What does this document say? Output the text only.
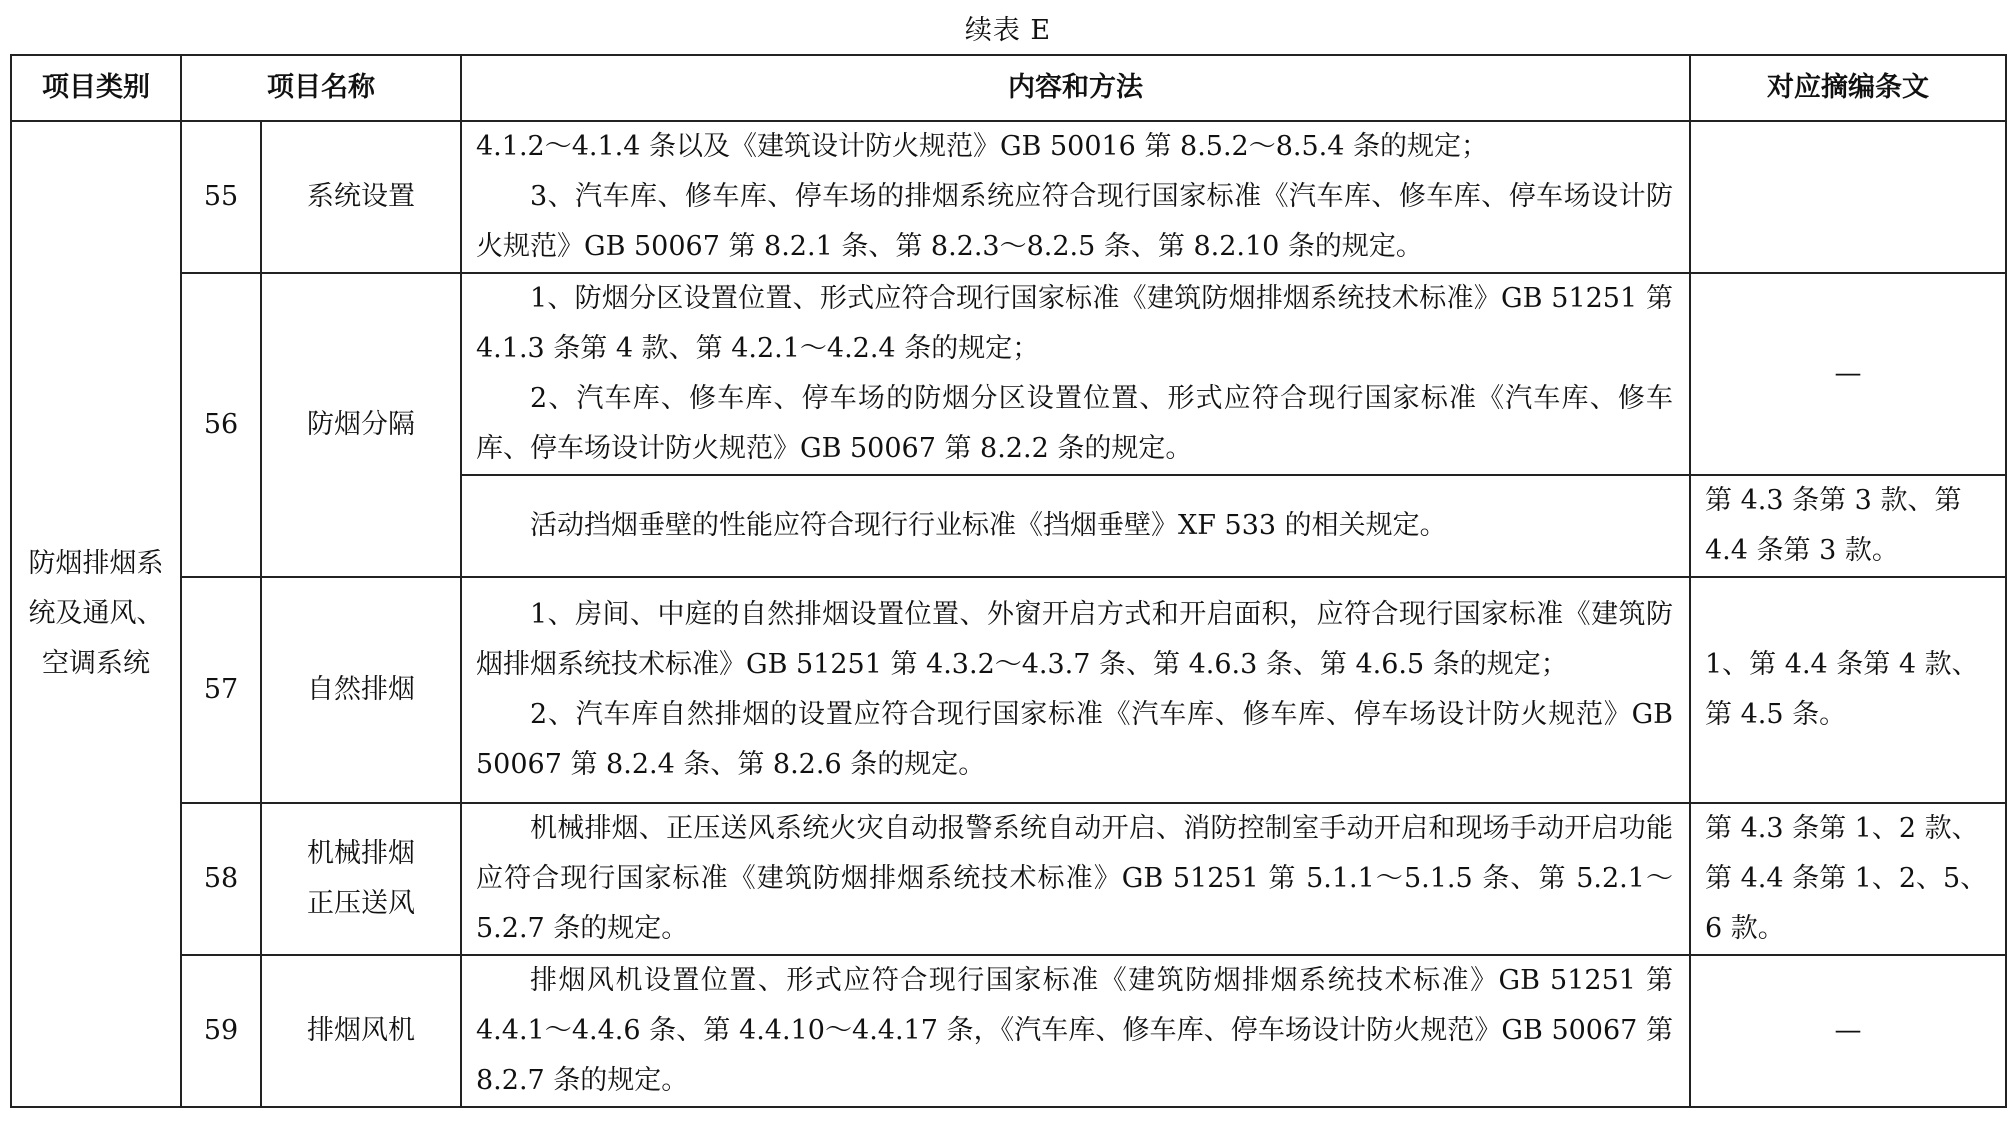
续表 E
项目类别	项目名称		内容和方法	对应摘编条文
防烟排烟系统及通风、空调系统	55	系统设置	4.1.2～4.1.4 条以及《建筑设计防火规范》GB 50016 第 8.5.2～8.5.4 条的规定；

3、汽车库、修车库、停车场的排烟系统应符合现行国家标准《汽车库、修车库、停车场设计防火规范》GB 50067 第 8.2.1 条、第 8.2.3～8.2.5 条、第 8.2.10 条的规定。	

	56	防烟分隔	1、防烟分区设置位置、形式应符合现行国家标准《建筑防烟排烟系统技术标准》GB 51251 第 4.1.3 条第 4 款、第 4.2.1～4.2.4 条的规定；

2、汽车库、修车库、停车场的防烟分区设置位置、形式应符合现行国家标准《汽车库、修车库、停车场设计防火规范》GB 50067 第 8.2.2 条的规定。	—

			活动挡烟垂壁的性能应符合现行行业标准《挡烟垂壁》XF 533 的相关规定。	第 4.3 条第 3 款、第 4.4 条第 3 款。
	57	自然排烟	1、房间、中庭的自然排烟设置位置、外窗开启方式和开启面积，应符合现行国家标准《建筑防烟排烟系统技术标准》GB 51251 第 4.3.2～4.3.7 条、第 4.6.3 条、第 4.6.5 条的规定；

2、汽车库自然排烟的设置应符合现行国家标准《汽车库、修车库、停车场设计防火规范》GB 50067 第 8.2.4 条、第 8.2.6 条的规定。	1、第 4.4 条第 4 款、第 4.5 条。
	58	机械排烟
正压送风	机械排烟、正压送风系统火灾自动报警系统自动开启、消防控制室手动开启和现场手动开启功能应符合现行国家标准《建筑防烟排烟系统技术标准》GB 51251 第 5.1.1～5.1.5 条、第 5.2.1～5.2.7 条的规定。	第 4.3 条第 1、2 款、第 4.4 条第 1、2、5、6 款。
	59	排烟风机	排烟风机设置位置、形式应符合现行国家标准《建筑防烟排烟系统技术标准》GB 51251 第 4.4.1～4.4.6 条、第 4.4.10～4.4.17 条，《汽车库、修车库、停车场设计防火规范》GB 50067 第 8.2.7 条的规定。	—
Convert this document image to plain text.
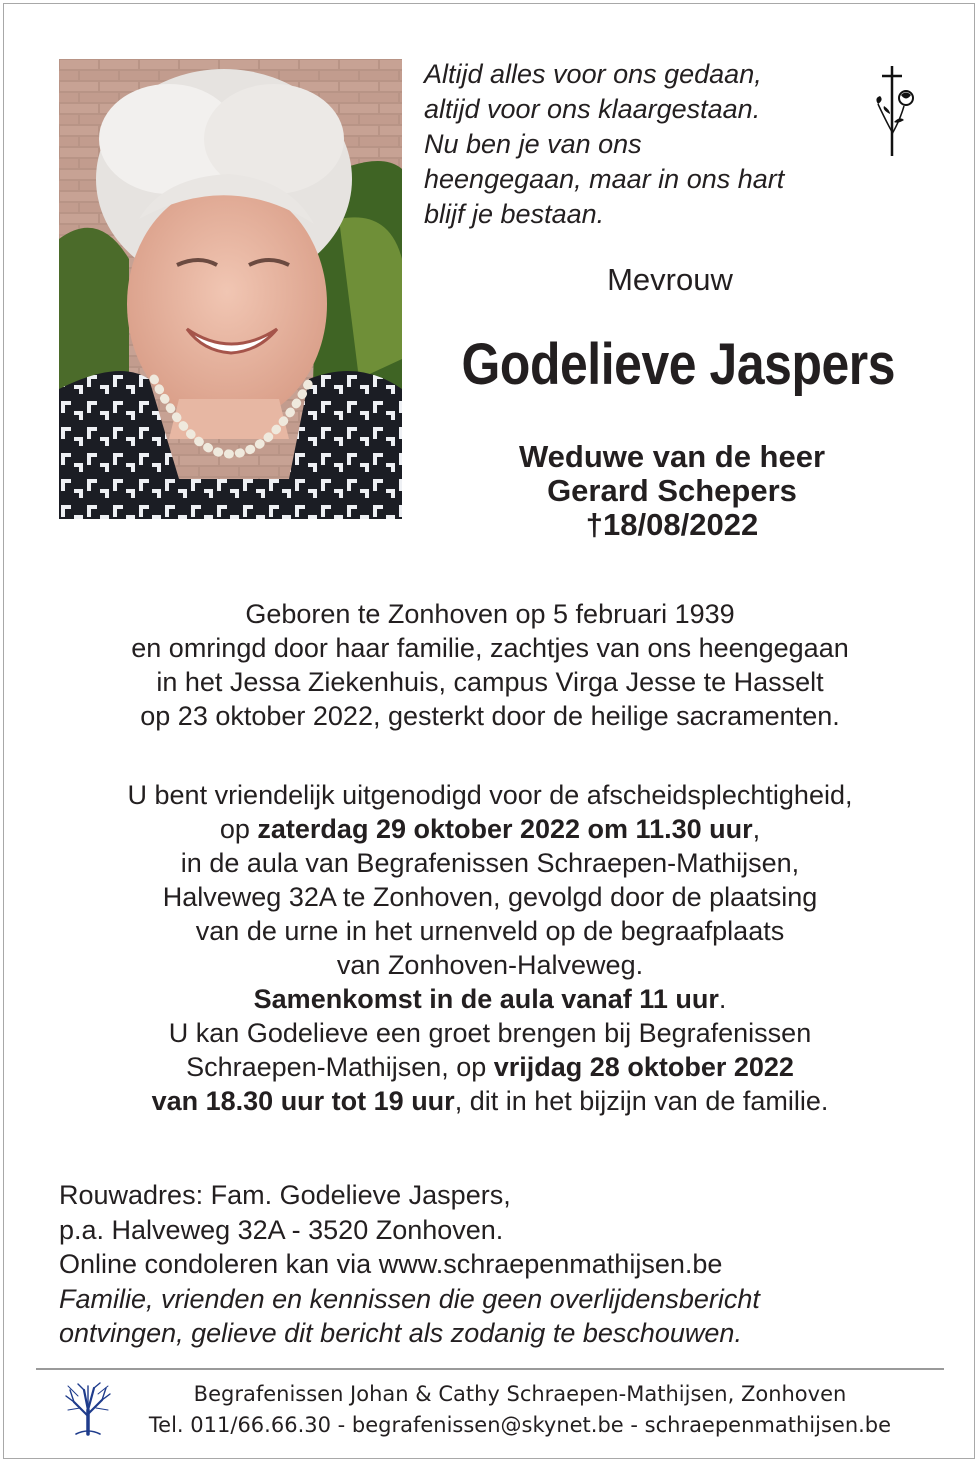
Altijd alles voor ons gedaan,
altijd voor ons klaargestaan.
Nu ben je van ons
heengegaan, maar in ons hart
blijf je bestaan.
Mevrouw
Godelieve Jaspers
Weduwe van de heer
Gerard Schepers
†18/08/2022
Geboren te Zonhoven op 5 februari 1939
en omringd door haar familie, zachtjes van ons heengegaan
in het Jessa Ziekenhuis, campus Virga Jesse te Hasselt
op 23 oktober 2022, gesterkt door de heilige sacramenten.
U bent vriendelijk uitgenodigd voor de afscheidsplechtigheid,
op zaterdag 29 oktober 2022 om 11.30 uur,
in de aula van Begrafenissen Schraepen-Mathijsen,
Halveweg 32A te Zonhoven, gevolgd door de plaatsing
van de urne in het urnenveld op de begraafplaats
van Zonhoven-Halveweg.
Samenkomst in de aula vanaf 11 uur.
U kan Godelieve een groet brengen bij Begrafenissen
Schraepen-Mathijsen, op vrijdag 28 oktober 2022
van 18.30 uur tot 19 uur, dit in het bijzijn van de familie.
Rouwadres: Fam. Godelieve Jaspers,
p.a. Halveweg 32A - 3520 Zonhoven.
Online condoleren kan via www.schraepenmathijsen.be
Familie, vrienden en kennissen die geen overlijdensbericht
ontvingen, gelieve dit bericht als zodanig te beschouwen.
Begrafenissen Johan & Cathy Schraepen-Mathijsen, Zonhoven
Tel. 011/66.66.30 - begrafenissen@skynet.be - schraepenmathijsen.be
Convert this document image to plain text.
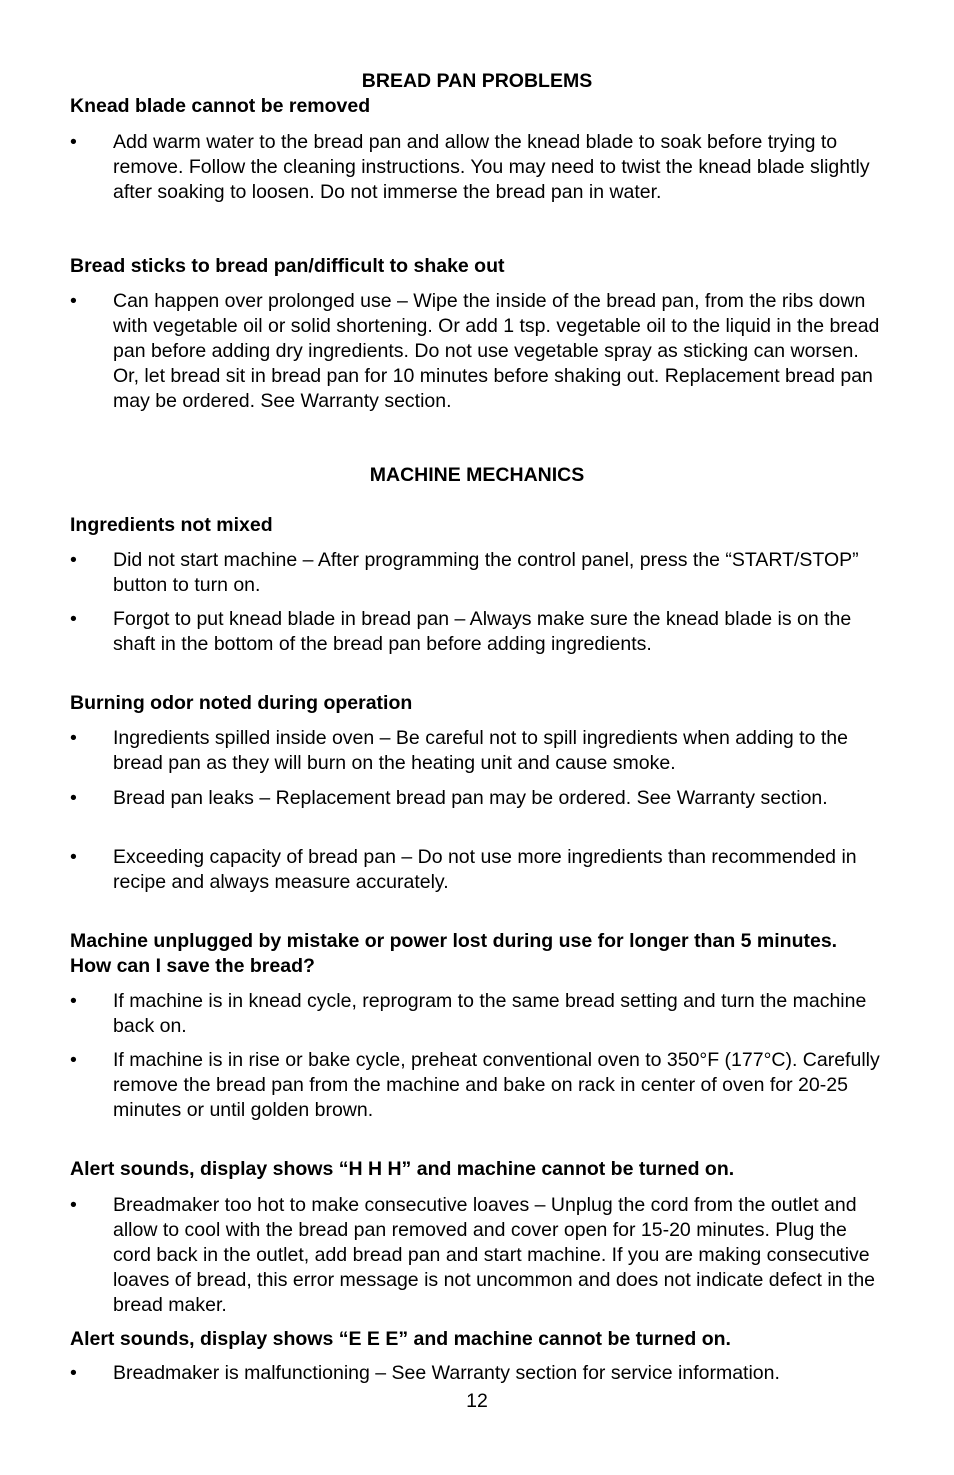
BREAD PAN PROBLEMS
Knead blade cannot be removed
•	Add warm water to the bread pan and allow the knead blade to soak before trying to remove. Follow the cleaning instructions. You may need to twist the knead blade slightly after soaking to loosen. Do not immerse the bread pan in water.
Bread sticks to bread pan/difficult to shake out
•	Can happen over prolonged use – Wipe the inside of the bread pan, from the ribs down with vegetable oil or solid shortening. Or add 1 tsp. vegetable oil to the liquid in the bread pan before adding dry ingredients. Do not use vegetable spray as sticking can worsen. Or, let bread sit in bread pan for 10 minutes before shaking out. Replacement bread pan may be ordered. See Warranty section.
MACHINE MECHANICS
Ingredients not mixed
•	Did not start machine – After programming the control panel, press the “START/STOP” button to turn on.
•	Forgot to put knead blade in bread pan – Always make sure the knead blade is on the shaft in the bottom of the bread pan before adding ingredients.
Burning odor noted during operation
•	Ingredients spilled inside oven – Be careful not to spill ingredients when adding to the bread pan as they will burn on the heating unit and cause smoke.
•	Bread pan leaks – Replacement bread pan may be ordered. See Warranty section.
•	Exceeding capacity of bread pan – Do not use more ingredients than recommended in recipe and always measure accurately.
Machine unplugged by mistake or power lost during use for longer than 5 minutes. How can I save the bread?
•	If machine is in knead cycle, reprogram to the same bread setting and turn the machine back on.
•	If machine is in rise or bake cycle, preheat conventional oven to 350°F (177°C). Carefully remove the bread pan from the machine and bake on rack in center of oven for 20-25 minutes or until golden brown.
Alert sounds, display shows “H H H” and machine cannot be turned on.
•	Breadmaker too hot to make consecutive loaves – Unplug the cord from the outlet and allow to cool with the bread pan removed and cover open for 15-20 minutes. Plug the cord back in the outlet, add bread pan and start machine. If you are making consecutive loaves of bread, this error message is not uncommon and does not indicate defect in the bread maker.
Alert sounds, display shows “E E E” and machine cannot be turned on.
•	Breadmaker is malfunctioning – See Warranty section for service information.
12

──────────

* **Exercise goal**: Restate the data above exactly, stripping out each image.

* **Solved exercise**:
What does this document say? Output the text only.
续表 E
项目类别	项目名称		内容和方法	对应摘编条文
防烟排烟系统及通风、空调系统	55	系统设置	4.1.2～4.1.4 条以及《建筑设计防火规范》GB 50016 第 8.5.2～8.5.4 条的规定；

3、汽车库、修车库、停车场的排烟系统应符合现行国家标准《汽车库、修车库、停车场设计防火规范》GB 50067 第 8.2.1 条、第 8.2.3～8.2.5 条、第 8.2.10 条的规定。	

	56	防烟分隔	1、防烟分区设置位置、形式应符合现行国家标准《建筑防烟排烟系统技术标准》GB 51251 第 4.1.3 条第 4 款、第 4.2.1～4.2.4 条的规定；

2、汽车库、修车库、停车场的防烟分区设置位置、形式应符合现行国家标准《汽车库、修车库、停车场设计防火规范》GB 50067 第 8.2.2 条的规定。	—

			活动挡烟垂壁的性能应符合现行行业标准《挡烟垂壁》XF 533 的相关规定。	第 4.3 条第 3 款、第 4.4 条第 3 款。
	57	自然排烟	1、房间、中庭的自然排烟设置位置、外窗开启方式和开启面积，应符合现行国家标准《建筑防烟排烟系统技术标准》GB 51251 第 4.3.2～4.3.7 条、第 4.6.3 条、第 4.6.5 条的规定；

2、汽车库自然排烟的设置应符合现行国家标准《汽车库、修车库、停车场设计防火规范》GB 50067 第 8.2.4 条、第 8.2.6 条的规定。	1、第 4.4 条第 4 款、第 4.5 条。
	58	机械排烟
正压送风	机械排烟、正压送风系统火灾自动报警系统自动开启、消防控制室手动开启和现场手动开启功能应符合现行国家标准《建筑防烟排烟系统技术标准》GB 51251 第 5.1.1～5.1.5 条、第 5.2.1～5.2.7 条的规定。	第 4.3 条第 1、2 款、第 4.4 条第 1、2、5、6 款。
	59	排烟风机	排烟风机设置位置、形式应符合现行国家标准《建筑防烟排烟系统技术标准》GB 51251 第 4.4.1～4.4.6 条、第 4.4.10～4.4.17 条，《汽车库、修车库、停车场设计防火规范》GB 50067 第 8.2.7 条的规定。	—
Convert this document image to plain text.
Altijd alles voor ons gedaan,
altijd voor ons klaargestaan.
Nu ben je van ons
heengegaan, maar in ons hart
blijf je bestaan.
Mevrouw
Godelieve Jaspers
Weduwe van de heer
Gerard Schepers
†18/08/2022
Geboren te Zonhoven op 5 februari 1939
en omringd door haar familie, zachtjes van ons heengegaan
in het Jessa Ziekenhuis, campus Virga Jesse te Hasselt
op 23 oktober 2022, gesterkt door de heilige sacramenten.
U bent vriendelijk uitgenodigd voor de afscheidsplechtigheid,
op zaterdag 29 oktober 2022 om 11.30 uur,
in de aula van Begrafenissen Schraepen-Mathijsen,
Halveweg 32A te Zonhoven, gevolgd door de plaatsing
van de urne in het urnenveld op de begraafplaats
van Zonhoven-Halveweg.
Samenkomst in de aula vanaf 11 uur.
U kan Godelieve een groet brengen bij Begrafenissen
Schraepen-Mathijsen, op vrijdag 28 oktober 2022
van 18.30 uur tot 19 uur, dit in het bijzijn van de familie.
Rouwadres: Fam. Godelieve Jaspers,
p.a. Halveweg 32A - 3520 Zonhoven.
Online condoleren kan via www.schraepenmathijsen.be
Familie, vrienden en kennissen die geen overlijdensbericht
ontvingen, gelieve dit bericht als zodanig te beschouwen.
Begrafenissen Johan & Cathy Schraepen-Mathijsen, Zonhoven
Tel. 011/66.66.30 - begrafenissen@skynet.be - schraepenmathijsen.be
Convert this document image to plain text.
BREAD PAN PROBLEMS
Knead blade cannot be removed
•	Add warm water to the bread pan and allow the knead blade to soak before trying to remove. Follow the cleaning instructions. You may need to twist the knead blade slightly after soaking to loosen. Do not immerse the bread pan in water.
Bread sticks to bread pan/difficult to shake out
•	Can happen over prolonged use – Wipe the inside of the bread pan, from the ribs down with vegetable oil or solid shortening. Or add 1 tsp. vegetable oil to the liquid in the bread pan before adding dry ingredients. Do not use vegetable spray as sticking can worsen. Or, let bread sit in bread pan for 10 minutes before shaking out. Replacement bread pan may be ordered. See Warranty section.
MACHINE MECHANICS
Ingredients not mixed
•	Did not start machine – After programming the control panel, press the “START/STOP” button to turn on.
•	Forgot to put knead blade in bread pan – Always make sure the knead blade is on the shaft in the bottom of the bread pan before adding ingredients.
Burning odor noted during operation
•	Ingredients spilled inside oven – Be careful not to spill ingredients when adding to the bread pan as they will burn on the heating unit and cause smoke.
•	Bread pan leaks – Replacement bread pan may be ordered. See Warranty section.
•	Exceeding capacity of bread pan – Do not use more ingredients than recommended in recipe and always measure accurately.
Machine unplugged by mistake or power lost during use for longer than 5 minutes. How can I save the bread?
•	If machine is in knead cycle, reprogram to the same bread setting and turn the machine back on.
•	If machine is in rise or bake cycle, preheat conventional oven to 350°F (177°C). Carefully remove the bread pan from the machine and bake on rack in center of oven for 20-25 minutes or until golden brown.
Alert sounds, display shows “H H H” and machine cannot be turned on.
•	Breadmaker too hot to make consecutive loaves – Unplug the cord from the outlet and allow to cool with the bread pan removed and cover open for 15-20 minutes. Plug the cord back in the outlet, add bread pan and start machine. If you are making consecutive loaves of bread, this error message is not uncommon and does not indicate defect in the bread maker.
Alert sounds, display shows “E E E” and machine cannot be turned on.
•	Breadmaker is malfunctioning – See Warranty section for service information.
12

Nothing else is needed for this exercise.